→ Set problem
Which lines hold the word "sensory"? Copy each of them from the material.

→ Given information
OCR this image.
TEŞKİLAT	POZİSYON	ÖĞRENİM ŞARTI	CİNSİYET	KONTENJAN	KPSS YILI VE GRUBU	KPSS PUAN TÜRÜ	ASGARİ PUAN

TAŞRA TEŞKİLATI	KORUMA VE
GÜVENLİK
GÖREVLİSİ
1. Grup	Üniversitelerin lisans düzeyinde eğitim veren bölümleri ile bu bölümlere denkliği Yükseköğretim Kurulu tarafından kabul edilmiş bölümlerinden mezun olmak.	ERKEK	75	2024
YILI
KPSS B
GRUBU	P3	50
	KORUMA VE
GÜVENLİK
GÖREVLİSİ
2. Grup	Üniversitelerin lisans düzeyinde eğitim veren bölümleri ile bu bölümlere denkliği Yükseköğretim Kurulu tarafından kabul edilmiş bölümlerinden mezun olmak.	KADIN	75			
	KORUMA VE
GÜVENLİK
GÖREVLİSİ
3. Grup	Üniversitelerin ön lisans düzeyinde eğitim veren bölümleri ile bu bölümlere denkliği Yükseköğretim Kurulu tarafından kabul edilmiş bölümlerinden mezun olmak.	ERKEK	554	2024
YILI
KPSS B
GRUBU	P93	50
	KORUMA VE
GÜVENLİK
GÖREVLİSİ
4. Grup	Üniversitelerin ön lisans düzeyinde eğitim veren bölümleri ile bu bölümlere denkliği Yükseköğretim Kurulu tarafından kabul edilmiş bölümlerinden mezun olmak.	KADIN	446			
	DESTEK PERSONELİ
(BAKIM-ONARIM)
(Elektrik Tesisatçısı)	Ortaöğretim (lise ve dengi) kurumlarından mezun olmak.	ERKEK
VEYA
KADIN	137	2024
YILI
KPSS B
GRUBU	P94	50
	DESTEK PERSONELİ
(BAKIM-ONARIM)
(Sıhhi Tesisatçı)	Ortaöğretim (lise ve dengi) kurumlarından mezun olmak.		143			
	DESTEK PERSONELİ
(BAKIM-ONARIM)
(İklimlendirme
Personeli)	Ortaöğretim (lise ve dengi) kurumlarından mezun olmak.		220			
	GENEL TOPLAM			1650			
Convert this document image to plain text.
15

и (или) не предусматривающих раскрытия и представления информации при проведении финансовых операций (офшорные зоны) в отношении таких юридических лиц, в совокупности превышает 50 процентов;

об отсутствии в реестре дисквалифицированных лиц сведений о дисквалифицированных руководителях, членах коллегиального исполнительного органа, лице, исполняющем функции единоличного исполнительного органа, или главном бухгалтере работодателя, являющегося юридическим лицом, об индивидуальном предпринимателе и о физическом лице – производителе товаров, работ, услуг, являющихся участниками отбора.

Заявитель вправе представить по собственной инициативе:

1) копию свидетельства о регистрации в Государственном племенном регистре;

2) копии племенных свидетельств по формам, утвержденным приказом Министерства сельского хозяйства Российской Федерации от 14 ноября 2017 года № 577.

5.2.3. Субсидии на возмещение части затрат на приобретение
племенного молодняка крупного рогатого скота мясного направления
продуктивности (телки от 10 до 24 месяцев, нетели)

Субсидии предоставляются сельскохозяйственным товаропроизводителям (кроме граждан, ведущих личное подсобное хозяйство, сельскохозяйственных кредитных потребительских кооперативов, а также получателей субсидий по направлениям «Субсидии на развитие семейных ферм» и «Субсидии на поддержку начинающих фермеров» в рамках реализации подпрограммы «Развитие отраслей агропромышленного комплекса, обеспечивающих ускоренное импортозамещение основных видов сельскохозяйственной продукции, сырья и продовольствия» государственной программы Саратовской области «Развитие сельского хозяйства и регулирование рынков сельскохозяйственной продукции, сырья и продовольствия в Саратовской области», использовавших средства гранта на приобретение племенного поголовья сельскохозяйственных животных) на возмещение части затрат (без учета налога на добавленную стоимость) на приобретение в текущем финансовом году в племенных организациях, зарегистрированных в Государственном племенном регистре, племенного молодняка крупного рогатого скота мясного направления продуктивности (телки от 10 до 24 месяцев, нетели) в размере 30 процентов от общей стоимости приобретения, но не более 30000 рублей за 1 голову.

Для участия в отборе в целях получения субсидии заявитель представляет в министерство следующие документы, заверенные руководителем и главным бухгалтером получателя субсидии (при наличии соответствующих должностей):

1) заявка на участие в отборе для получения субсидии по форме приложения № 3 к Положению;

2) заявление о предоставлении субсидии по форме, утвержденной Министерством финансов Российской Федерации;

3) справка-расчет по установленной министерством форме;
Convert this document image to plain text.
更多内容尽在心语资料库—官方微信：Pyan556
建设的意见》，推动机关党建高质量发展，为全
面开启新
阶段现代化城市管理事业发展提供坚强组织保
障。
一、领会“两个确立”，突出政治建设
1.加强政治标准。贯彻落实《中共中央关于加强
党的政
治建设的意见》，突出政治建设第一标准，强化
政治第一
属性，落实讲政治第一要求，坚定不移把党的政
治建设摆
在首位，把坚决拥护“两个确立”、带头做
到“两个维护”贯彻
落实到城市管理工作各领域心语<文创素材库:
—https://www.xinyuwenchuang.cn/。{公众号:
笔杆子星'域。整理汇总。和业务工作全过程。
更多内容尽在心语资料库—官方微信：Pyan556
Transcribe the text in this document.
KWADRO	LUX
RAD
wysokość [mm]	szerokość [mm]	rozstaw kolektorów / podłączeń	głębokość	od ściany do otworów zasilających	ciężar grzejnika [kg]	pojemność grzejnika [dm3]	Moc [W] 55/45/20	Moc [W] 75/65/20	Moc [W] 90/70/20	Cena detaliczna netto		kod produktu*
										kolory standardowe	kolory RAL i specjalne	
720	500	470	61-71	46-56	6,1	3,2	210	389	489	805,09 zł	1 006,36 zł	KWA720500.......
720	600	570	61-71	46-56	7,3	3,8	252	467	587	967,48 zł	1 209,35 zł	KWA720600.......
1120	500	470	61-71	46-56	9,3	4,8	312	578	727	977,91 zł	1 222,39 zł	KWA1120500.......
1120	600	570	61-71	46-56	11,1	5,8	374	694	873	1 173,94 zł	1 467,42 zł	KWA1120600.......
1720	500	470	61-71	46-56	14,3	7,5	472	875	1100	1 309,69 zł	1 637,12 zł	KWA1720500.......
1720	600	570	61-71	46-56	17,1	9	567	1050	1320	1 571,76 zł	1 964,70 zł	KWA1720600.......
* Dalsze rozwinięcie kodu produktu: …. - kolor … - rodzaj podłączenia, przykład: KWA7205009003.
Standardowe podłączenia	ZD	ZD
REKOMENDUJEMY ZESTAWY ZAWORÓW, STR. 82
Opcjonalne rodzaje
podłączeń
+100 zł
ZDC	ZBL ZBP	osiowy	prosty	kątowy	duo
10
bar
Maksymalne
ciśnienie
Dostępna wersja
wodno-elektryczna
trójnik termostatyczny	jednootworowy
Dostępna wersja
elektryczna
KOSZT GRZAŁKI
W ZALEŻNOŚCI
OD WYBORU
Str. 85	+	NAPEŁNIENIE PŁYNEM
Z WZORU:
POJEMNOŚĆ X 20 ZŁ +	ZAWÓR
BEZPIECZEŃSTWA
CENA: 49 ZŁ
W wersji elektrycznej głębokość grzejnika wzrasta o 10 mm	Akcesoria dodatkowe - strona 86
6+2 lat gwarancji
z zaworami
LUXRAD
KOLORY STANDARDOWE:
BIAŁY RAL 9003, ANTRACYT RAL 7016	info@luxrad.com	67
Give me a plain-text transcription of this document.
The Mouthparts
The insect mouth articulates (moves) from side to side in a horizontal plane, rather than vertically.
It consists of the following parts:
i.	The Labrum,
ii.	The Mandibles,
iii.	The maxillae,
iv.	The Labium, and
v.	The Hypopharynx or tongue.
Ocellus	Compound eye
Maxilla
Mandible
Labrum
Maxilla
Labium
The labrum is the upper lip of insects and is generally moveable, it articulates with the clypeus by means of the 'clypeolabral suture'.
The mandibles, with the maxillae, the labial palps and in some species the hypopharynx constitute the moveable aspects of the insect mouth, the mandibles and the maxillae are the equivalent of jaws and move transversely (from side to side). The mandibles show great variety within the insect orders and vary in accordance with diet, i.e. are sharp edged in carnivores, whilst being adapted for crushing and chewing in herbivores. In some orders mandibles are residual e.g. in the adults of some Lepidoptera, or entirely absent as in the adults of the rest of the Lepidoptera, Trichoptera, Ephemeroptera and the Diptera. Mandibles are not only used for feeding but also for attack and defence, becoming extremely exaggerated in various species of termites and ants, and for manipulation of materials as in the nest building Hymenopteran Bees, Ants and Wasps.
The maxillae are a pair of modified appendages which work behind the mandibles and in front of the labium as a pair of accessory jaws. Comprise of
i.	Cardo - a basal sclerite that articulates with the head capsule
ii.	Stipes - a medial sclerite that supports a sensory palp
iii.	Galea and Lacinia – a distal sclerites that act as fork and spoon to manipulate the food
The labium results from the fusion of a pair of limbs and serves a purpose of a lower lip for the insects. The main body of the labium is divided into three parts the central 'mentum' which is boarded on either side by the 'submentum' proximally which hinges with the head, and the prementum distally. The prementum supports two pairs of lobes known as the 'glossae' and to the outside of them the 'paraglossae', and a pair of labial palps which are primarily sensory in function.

→ Worked answer
ii.	Stipes - a medial sclerite that supports a sensory palp
The labium results from the fusion of a pair of limbs and serves a purpose of a lower lip for the insects. The main body of the labium is divided into three parts the central 'mentum' which is boarded on either side by the 'submentum' proximally which hinges with the head, and the prementum distally. The prementum supports two pairs of lobes known as the 'glossae' and to the outside of them the 'paraglossae', and a pair of labial palps which are primarily sensory in function.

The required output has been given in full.